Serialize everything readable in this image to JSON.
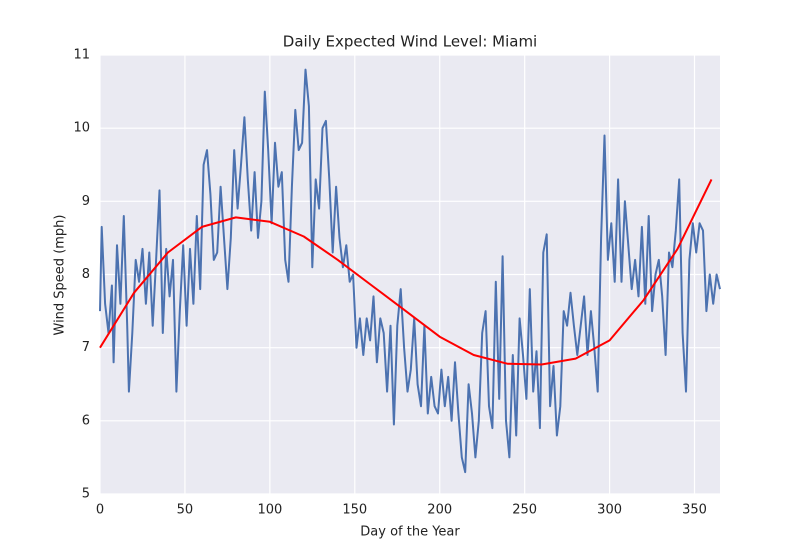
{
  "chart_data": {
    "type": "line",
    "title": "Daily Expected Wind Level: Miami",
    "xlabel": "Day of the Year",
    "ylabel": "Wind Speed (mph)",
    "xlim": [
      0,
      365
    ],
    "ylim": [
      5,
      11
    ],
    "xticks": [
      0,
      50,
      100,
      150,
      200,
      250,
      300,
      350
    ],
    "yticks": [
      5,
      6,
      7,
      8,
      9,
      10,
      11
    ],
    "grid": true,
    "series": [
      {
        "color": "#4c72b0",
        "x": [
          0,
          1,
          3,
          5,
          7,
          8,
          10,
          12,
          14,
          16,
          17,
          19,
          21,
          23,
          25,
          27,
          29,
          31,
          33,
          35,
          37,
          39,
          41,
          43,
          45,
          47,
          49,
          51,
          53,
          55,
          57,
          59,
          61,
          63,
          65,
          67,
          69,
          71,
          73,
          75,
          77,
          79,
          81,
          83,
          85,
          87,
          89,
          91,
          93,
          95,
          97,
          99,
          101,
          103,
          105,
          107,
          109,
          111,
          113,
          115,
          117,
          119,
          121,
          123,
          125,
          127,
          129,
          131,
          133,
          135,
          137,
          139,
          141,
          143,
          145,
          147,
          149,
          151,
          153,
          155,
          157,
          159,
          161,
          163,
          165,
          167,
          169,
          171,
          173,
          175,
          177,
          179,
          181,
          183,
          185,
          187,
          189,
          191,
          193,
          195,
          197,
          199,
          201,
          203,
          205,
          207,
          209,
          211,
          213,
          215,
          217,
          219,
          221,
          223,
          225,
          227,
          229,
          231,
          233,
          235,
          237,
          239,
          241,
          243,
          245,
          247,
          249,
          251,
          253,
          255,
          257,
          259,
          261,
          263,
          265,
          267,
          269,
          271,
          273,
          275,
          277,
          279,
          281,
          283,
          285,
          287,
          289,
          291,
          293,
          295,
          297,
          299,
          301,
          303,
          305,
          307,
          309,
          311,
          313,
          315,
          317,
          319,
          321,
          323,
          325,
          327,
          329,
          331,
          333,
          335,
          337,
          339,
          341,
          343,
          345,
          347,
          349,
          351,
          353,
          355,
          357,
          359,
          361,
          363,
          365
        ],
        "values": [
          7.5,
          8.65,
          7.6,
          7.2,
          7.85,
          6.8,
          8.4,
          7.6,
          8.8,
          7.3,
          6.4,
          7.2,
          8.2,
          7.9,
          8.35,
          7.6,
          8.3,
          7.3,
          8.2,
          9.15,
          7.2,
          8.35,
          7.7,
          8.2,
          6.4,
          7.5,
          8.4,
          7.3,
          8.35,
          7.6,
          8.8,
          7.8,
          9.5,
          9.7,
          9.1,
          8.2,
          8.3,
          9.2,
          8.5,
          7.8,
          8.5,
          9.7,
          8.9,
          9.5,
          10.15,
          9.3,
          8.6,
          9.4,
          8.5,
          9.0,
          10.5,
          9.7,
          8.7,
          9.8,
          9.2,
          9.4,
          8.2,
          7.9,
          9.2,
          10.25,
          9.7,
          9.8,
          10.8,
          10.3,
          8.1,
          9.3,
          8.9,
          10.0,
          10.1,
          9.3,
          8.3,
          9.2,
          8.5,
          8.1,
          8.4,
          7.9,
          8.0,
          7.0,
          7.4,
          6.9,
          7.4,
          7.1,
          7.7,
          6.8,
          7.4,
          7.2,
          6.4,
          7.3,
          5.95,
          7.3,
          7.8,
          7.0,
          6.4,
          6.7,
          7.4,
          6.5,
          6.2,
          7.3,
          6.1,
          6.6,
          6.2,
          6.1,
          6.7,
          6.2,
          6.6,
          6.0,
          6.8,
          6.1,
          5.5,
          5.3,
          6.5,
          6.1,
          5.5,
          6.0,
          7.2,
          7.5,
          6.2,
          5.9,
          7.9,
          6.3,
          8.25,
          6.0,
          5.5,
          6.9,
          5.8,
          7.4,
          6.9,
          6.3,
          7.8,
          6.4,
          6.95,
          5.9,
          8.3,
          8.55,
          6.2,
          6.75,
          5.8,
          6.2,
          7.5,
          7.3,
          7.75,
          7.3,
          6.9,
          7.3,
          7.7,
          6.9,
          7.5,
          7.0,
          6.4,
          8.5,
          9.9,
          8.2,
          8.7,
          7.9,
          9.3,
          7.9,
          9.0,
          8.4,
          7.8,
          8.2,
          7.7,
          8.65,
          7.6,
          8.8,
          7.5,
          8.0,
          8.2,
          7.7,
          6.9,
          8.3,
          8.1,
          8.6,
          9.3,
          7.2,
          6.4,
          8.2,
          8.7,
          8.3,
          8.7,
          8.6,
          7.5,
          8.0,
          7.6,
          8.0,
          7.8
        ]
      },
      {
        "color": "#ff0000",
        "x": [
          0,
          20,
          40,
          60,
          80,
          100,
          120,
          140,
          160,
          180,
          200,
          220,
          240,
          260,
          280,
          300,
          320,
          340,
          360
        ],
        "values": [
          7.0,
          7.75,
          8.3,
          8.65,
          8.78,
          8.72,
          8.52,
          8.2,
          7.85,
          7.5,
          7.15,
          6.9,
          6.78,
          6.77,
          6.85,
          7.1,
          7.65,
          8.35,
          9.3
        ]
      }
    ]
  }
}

——

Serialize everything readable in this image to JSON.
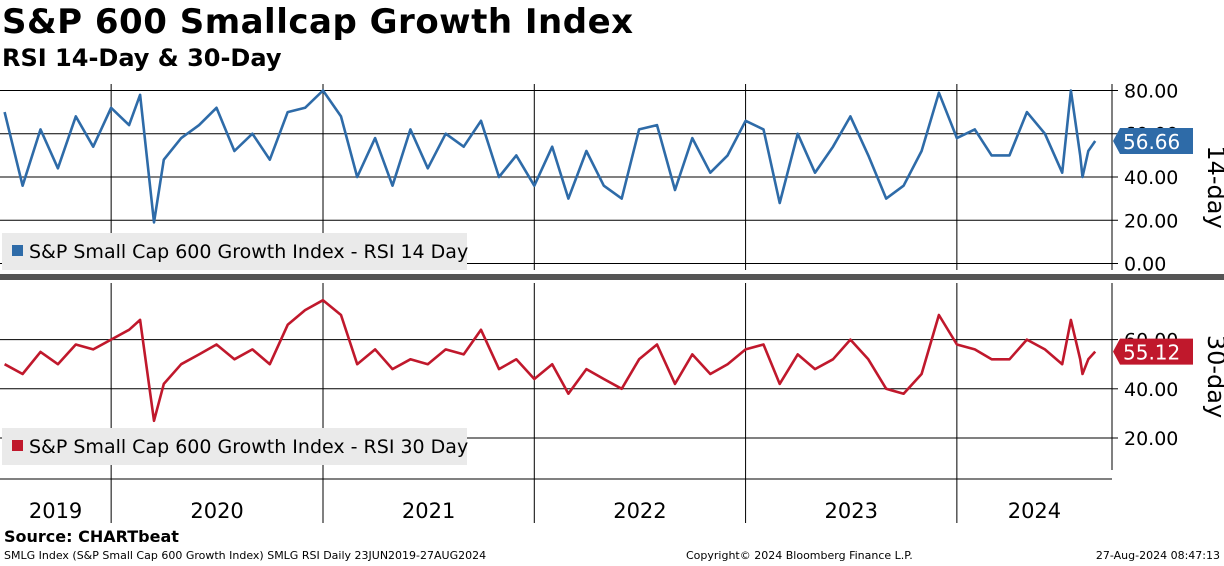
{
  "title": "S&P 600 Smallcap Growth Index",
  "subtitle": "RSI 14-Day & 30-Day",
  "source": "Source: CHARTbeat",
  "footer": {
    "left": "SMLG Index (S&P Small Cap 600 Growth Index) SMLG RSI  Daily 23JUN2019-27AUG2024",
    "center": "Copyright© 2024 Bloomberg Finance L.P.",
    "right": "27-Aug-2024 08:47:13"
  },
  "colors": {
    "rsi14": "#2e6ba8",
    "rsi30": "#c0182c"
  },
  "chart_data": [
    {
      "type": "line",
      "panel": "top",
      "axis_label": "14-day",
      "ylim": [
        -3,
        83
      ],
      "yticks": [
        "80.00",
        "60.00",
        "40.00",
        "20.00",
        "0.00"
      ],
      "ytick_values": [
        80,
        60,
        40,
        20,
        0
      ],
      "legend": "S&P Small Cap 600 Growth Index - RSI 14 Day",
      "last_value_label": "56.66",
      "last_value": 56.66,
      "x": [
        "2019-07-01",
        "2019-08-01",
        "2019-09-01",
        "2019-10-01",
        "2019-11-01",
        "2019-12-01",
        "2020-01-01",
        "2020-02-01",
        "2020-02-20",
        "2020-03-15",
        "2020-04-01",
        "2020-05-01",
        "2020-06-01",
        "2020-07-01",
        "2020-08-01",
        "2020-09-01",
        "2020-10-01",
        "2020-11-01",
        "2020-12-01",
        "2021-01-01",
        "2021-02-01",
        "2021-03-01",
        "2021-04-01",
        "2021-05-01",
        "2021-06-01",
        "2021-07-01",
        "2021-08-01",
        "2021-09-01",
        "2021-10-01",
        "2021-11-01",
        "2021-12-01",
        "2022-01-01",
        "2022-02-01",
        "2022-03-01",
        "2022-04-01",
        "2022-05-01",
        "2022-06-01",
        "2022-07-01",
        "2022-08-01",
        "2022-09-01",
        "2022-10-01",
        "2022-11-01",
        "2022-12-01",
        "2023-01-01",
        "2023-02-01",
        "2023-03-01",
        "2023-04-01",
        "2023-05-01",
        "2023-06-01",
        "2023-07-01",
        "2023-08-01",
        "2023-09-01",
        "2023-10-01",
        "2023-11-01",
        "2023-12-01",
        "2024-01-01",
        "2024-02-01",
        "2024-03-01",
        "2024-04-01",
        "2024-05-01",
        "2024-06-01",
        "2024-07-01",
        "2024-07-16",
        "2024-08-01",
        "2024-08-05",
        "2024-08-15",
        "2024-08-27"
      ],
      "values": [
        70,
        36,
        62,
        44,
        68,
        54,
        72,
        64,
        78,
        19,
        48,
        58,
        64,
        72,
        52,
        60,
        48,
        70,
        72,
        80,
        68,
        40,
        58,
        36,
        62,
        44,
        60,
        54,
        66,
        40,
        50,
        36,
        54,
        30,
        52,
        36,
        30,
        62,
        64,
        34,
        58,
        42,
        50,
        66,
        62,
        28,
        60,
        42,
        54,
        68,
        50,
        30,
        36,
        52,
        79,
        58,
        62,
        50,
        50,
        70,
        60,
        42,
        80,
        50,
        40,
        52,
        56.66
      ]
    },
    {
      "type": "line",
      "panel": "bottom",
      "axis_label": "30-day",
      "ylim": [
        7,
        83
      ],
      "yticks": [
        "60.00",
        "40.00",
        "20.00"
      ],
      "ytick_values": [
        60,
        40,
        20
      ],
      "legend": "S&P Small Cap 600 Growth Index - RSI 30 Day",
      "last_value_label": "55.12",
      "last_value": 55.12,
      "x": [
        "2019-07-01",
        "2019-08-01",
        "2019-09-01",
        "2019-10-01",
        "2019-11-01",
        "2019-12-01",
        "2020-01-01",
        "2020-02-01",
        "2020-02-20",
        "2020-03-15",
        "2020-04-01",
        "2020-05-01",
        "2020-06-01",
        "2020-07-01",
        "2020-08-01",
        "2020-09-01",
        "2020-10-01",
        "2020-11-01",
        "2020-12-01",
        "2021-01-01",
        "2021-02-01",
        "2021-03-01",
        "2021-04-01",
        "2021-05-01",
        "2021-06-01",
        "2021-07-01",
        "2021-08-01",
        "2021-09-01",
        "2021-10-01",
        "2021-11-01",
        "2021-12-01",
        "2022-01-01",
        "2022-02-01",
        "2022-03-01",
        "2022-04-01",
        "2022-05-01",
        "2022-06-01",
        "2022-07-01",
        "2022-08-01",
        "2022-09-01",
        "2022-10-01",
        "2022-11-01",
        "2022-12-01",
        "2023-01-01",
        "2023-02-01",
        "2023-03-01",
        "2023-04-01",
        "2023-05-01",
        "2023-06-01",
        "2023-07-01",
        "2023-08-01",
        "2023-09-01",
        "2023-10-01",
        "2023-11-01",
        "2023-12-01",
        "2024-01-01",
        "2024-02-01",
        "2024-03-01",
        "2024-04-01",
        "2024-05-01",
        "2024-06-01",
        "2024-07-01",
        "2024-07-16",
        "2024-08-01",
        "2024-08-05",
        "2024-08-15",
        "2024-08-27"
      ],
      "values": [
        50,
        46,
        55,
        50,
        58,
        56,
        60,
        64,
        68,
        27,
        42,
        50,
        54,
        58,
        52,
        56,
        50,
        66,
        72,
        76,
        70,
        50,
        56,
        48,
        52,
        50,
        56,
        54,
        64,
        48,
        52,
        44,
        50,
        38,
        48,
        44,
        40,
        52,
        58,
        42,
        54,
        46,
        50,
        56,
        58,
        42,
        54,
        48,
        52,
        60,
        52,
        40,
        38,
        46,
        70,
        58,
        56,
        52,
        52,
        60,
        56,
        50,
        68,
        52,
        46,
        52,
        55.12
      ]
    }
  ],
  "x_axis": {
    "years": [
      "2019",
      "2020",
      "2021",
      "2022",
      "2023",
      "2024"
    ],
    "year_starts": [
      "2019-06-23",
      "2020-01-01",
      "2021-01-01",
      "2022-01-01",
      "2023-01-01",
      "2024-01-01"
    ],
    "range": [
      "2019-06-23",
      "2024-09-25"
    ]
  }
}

——

▸ **Challenge**: Only lines with the word "Index" should be collected from the material.

▸ **Solution below**:
  "title": "S&P 600 Smallcap Growth Index",
    "left": "SMLG Index (S&P Small Cap 600 Growth Index) SMLG RSI  Daily 23JUN2019-27AUG2024",
      "legend": "S&P Small Cap 600 Growth Index - RSI 14 Day",
      "legend": "S&P Small Cap 600 Growth Index - RSI 30 Day",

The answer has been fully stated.